# START OF Data section

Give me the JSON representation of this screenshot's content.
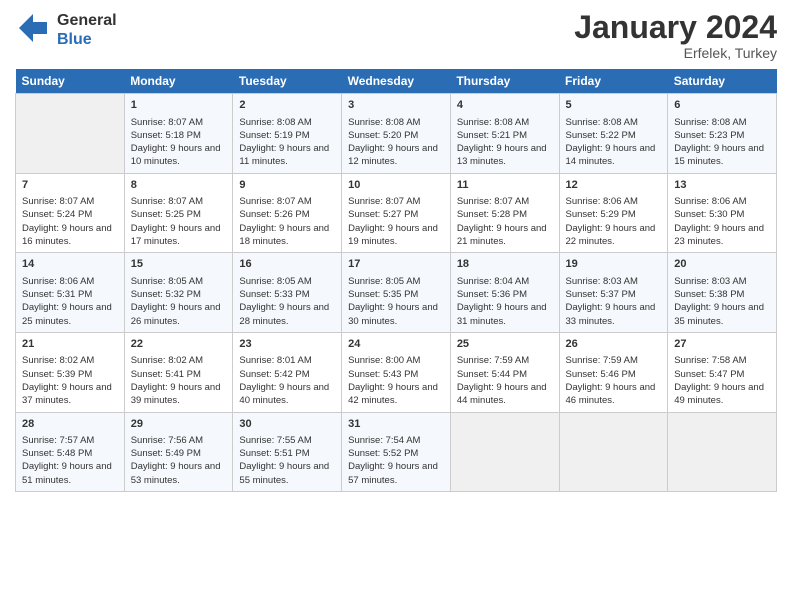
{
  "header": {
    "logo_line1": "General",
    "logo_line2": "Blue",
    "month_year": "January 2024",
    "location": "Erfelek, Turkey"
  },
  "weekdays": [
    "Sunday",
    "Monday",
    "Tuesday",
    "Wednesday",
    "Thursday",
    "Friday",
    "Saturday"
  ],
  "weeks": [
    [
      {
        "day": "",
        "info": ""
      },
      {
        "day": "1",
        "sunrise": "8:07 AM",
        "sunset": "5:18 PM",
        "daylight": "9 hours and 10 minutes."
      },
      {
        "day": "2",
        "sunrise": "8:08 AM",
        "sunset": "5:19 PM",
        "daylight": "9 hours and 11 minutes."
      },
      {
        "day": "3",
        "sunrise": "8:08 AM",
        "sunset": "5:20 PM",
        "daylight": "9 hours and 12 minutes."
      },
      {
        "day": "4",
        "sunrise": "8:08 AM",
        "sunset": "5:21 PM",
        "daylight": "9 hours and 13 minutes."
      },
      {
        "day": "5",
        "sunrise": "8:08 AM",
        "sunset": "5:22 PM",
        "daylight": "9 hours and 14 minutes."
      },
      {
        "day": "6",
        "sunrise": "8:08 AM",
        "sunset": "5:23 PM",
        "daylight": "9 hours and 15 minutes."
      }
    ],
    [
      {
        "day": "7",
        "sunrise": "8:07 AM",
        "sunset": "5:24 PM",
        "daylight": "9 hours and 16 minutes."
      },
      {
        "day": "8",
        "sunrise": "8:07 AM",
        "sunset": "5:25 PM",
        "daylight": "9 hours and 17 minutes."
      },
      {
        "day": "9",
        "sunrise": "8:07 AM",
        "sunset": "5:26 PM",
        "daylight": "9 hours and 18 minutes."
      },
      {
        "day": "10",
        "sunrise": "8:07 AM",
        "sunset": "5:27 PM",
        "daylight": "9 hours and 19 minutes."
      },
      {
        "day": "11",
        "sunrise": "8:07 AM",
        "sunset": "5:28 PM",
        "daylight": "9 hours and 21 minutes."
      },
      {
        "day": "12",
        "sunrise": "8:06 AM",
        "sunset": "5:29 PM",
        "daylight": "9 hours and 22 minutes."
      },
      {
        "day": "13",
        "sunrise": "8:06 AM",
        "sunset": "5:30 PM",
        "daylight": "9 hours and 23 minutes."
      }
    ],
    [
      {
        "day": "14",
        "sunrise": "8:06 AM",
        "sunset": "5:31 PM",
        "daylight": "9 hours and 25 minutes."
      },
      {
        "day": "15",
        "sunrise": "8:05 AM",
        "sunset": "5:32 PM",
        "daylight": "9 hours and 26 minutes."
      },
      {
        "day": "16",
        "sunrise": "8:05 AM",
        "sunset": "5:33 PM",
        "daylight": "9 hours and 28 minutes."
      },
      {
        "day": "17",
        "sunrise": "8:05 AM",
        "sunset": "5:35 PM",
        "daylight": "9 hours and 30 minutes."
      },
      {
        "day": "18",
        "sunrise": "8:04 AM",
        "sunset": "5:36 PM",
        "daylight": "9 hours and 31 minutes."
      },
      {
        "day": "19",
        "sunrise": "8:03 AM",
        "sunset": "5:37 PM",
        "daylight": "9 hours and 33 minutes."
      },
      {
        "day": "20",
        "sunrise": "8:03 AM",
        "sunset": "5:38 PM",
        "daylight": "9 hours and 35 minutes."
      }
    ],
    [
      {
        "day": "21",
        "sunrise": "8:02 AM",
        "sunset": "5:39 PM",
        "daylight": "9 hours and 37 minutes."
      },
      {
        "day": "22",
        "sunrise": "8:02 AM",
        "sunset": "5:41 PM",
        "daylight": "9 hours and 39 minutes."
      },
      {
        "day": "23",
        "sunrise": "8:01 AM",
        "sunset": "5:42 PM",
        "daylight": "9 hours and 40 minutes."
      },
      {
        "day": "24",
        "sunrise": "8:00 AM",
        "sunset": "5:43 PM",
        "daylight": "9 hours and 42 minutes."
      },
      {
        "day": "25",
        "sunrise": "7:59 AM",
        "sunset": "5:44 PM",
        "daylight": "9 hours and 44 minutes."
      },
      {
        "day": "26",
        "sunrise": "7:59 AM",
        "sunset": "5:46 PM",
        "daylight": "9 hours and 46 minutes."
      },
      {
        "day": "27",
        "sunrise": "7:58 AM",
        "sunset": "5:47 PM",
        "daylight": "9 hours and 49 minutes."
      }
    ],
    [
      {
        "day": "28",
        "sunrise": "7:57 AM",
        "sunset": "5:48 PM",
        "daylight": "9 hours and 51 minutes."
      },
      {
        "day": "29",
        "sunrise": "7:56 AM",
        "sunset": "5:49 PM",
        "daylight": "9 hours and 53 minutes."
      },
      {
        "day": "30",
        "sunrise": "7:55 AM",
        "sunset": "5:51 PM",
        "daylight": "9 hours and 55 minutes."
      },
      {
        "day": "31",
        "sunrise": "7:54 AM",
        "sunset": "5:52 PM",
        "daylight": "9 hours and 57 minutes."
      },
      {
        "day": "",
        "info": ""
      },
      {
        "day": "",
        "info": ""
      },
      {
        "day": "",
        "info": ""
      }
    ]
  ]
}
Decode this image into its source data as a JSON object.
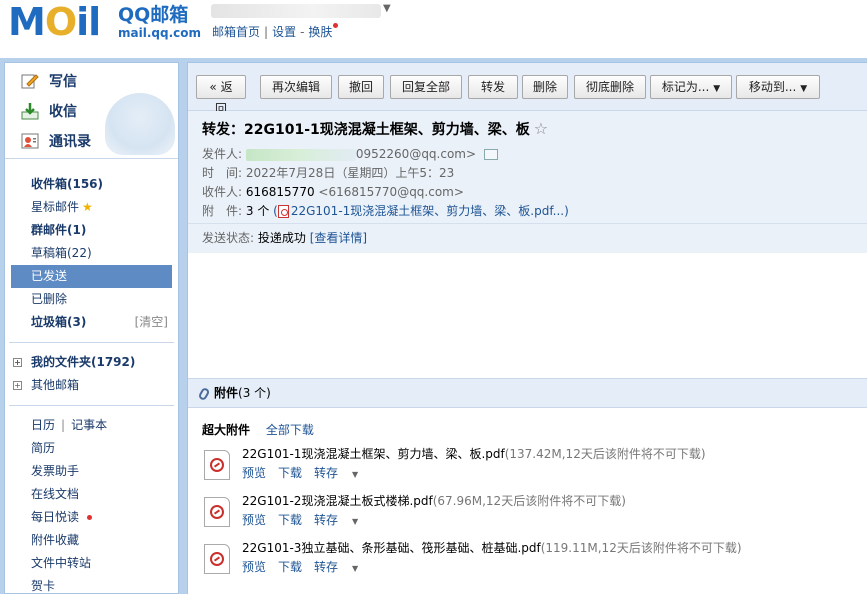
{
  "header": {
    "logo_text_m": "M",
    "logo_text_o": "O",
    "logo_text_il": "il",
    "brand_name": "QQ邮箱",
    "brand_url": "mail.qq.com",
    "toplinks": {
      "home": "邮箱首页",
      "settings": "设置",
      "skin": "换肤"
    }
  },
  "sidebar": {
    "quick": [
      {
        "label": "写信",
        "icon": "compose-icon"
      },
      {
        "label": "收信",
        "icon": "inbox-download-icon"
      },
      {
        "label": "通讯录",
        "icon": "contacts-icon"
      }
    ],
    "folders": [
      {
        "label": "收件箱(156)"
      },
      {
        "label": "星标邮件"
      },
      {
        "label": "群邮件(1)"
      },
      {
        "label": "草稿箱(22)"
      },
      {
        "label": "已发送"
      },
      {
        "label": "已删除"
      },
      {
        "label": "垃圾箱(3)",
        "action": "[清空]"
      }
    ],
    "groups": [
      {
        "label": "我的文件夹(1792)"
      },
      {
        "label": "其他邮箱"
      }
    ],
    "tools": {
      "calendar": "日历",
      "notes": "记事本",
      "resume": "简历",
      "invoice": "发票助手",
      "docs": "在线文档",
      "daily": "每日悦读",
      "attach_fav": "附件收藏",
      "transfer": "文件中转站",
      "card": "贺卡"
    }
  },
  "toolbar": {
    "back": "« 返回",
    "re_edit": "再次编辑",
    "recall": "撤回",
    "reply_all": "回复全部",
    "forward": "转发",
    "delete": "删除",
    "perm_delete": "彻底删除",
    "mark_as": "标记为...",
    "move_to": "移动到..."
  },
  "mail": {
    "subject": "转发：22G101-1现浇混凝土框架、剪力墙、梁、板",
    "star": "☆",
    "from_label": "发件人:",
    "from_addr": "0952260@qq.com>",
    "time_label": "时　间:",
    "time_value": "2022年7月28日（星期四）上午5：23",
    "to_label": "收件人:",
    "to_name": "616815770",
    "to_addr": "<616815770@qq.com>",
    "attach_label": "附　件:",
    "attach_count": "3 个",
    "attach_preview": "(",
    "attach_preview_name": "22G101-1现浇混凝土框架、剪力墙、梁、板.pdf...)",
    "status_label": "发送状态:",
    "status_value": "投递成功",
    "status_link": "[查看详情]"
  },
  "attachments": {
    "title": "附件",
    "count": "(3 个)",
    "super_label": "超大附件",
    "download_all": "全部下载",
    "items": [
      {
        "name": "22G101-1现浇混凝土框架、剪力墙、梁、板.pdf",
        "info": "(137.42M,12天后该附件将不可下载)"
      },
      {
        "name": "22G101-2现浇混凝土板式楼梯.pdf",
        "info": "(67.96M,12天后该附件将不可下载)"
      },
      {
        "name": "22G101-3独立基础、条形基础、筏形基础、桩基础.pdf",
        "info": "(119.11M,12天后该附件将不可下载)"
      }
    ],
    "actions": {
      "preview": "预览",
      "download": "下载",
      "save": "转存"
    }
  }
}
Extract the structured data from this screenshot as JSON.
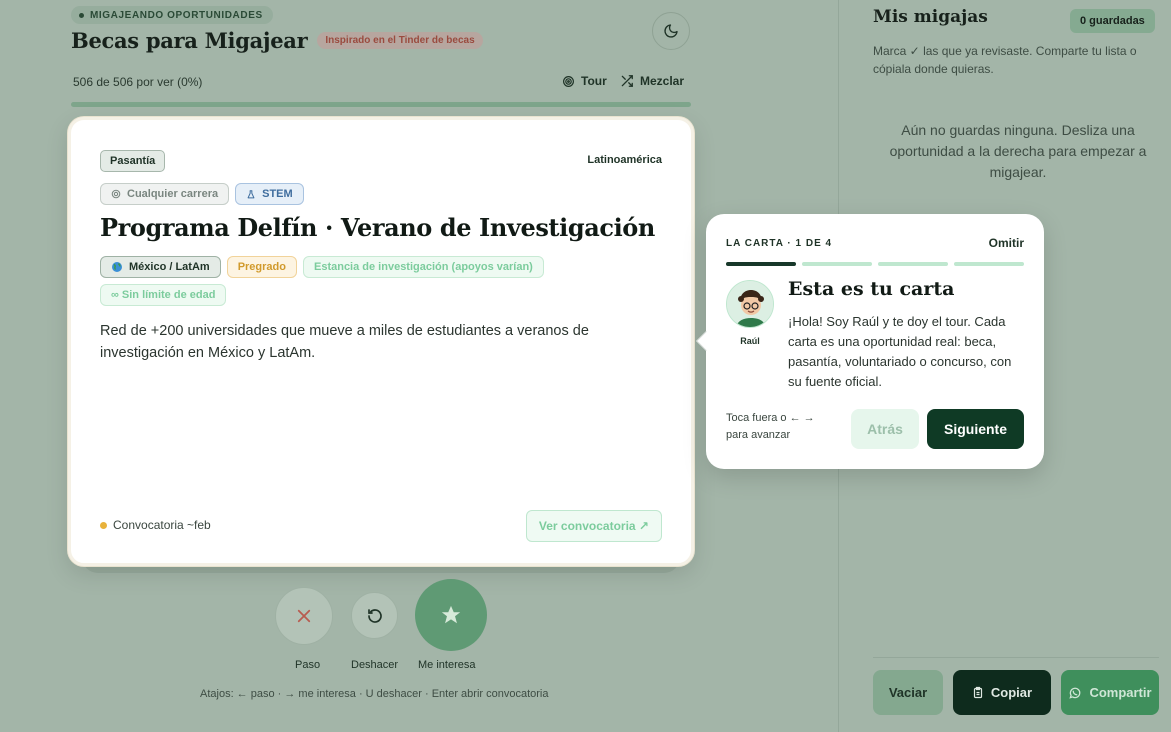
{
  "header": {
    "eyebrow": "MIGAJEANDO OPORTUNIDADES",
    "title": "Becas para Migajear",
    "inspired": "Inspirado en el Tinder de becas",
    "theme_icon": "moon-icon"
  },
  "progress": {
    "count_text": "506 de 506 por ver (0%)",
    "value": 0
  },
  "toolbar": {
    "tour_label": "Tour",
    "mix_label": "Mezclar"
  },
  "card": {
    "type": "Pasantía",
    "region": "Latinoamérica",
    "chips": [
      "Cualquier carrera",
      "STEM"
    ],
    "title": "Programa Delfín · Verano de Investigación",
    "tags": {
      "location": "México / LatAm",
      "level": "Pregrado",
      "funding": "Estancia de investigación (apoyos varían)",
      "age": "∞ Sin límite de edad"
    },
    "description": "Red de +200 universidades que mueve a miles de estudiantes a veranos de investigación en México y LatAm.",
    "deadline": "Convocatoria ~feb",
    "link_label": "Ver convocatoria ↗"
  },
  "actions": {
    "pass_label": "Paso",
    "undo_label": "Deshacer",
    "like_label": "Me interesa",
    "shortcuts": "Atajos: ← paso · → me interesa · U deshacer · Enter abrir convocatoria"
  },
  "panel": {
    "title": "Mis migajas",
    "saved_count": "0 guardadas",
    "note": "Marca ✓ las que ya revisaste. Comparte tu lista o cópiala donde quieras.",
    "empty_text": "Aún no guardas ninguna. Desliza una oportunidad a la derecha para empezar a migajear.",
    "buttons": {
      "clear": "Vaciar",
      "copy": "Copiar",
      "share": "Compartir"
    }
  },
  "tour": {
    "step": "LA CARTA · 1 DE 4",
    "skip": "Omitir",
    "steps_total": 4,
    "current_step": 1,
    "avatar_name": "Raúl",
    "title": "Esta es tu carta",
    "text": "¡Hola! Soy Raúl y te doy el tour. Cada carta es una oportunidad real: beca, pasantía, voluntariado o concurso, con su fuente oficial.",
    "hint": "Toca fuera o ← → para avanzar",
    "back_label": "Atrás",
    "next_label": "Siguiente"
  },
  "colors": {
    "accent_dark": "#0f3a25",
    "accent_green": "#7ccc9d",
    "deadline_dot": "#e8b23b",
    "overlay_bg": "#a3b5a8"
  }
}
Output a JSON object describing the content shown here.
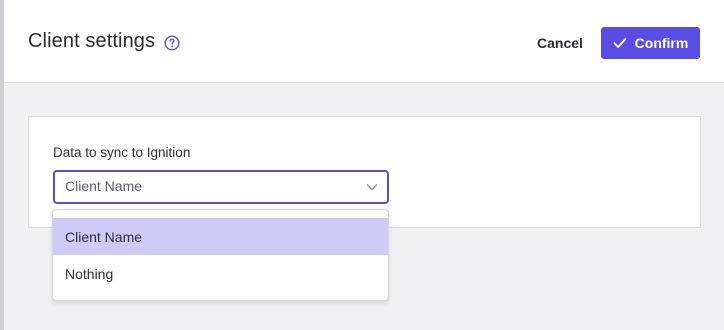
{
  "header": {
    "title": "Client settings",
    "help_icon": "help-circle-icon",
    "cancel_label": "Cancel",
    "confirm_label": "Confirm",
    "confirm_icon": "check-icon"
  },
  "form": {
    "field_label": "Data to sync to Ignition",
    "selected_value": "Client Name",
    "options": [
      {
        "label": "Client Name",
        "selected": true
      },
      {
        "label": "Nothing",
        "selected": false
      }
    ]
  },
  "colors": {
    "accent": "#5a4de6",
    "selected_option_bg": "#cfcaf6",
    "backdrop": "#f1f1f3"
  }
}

# END OF Data section

Work to be completed: Only a number is wanted: how many lines of the material above hold "object"?

Final answer: 2